EXERCISE DETAILS: Repeat the listing word for word. No pictures belong in the copy.

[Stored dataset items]
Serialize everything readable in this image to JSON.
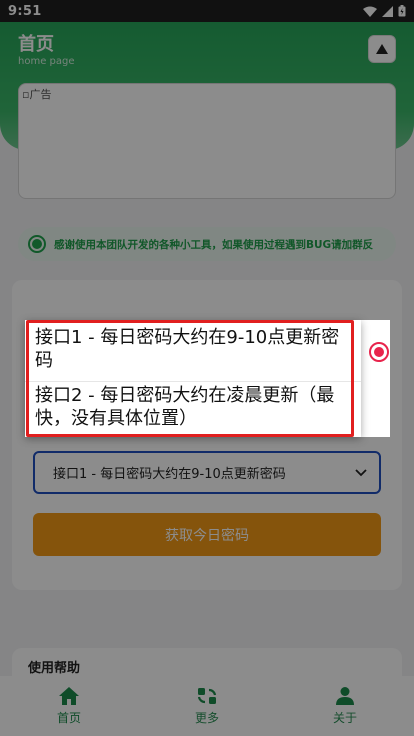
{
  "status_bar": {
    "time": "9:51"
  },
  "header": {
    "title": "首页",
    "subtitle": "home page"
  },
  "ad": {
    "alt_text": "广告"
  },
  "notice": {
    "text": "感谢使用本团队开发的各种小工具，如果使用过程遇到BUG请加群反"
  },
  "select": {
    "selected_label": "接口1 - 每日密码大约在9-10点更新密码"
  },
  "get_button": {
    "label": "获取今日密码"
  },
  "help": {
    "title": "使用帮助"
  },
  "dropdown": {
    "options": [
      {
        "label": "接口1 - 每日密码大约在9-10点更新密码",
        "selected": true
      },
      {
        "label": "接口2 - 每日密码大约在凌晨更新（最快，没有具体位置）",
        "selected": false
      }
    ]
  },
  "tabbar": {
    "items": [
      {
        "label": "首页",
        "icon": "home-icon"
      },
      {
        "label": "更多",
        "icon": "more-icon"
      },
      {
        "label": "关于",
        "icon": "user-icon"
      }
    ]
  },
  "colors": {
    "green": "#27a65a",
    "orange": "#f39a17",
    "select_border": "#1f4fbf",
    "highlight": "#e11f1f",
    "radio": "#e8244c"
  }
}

WRITTEN ANSWER:
Serialize everything readable in this image to JSON.
{
  "status_bar": {
    "time": "9:51"
  },
  "header": {
    "title": "首页",
    "subtitle": "home page"
  },
  "ad": {
    "alt_text": "广告"
  },
  "notice": {
    "text": "感谢使用本团队开发的各种小工具，如果使用过程遇到BUG请加群反"
  },
  "select": {
    "selected_label": "接口1 - 每日密码大约在9-10点更新密码"
  },
  "get_button": {
    "label": "获取今日密码"
  },
  "help": {
    "title": "使用帮助"
  },
  "dropdown": {
    "options": [
      {
        "label": "接口1 - 每日密码大约在9-10点更新密码",
        "selected": true
      },
      {
        "label": "接口2 - 每日密码大约在凌晨更新（最快，没有具体位置）",
        "selected": false
      }
    ]
  },
  "tabbar": {
    "items": [
      {
        "label": "首页",
        "icon": "home-icon"
      },
      {
        "label": "更多",
        "icon": "more-icon"
      },
      {
        "label": "关于",
        "icon": "user-icon"
      }
    ]
  },
  "colors": {
    "green": "#27a65a",
    "orange": "#f39a17",
    "select_border": "#1f4fbf",
    "highlight": "#e11f1f",
    "radio": "#e8244c"
  }
}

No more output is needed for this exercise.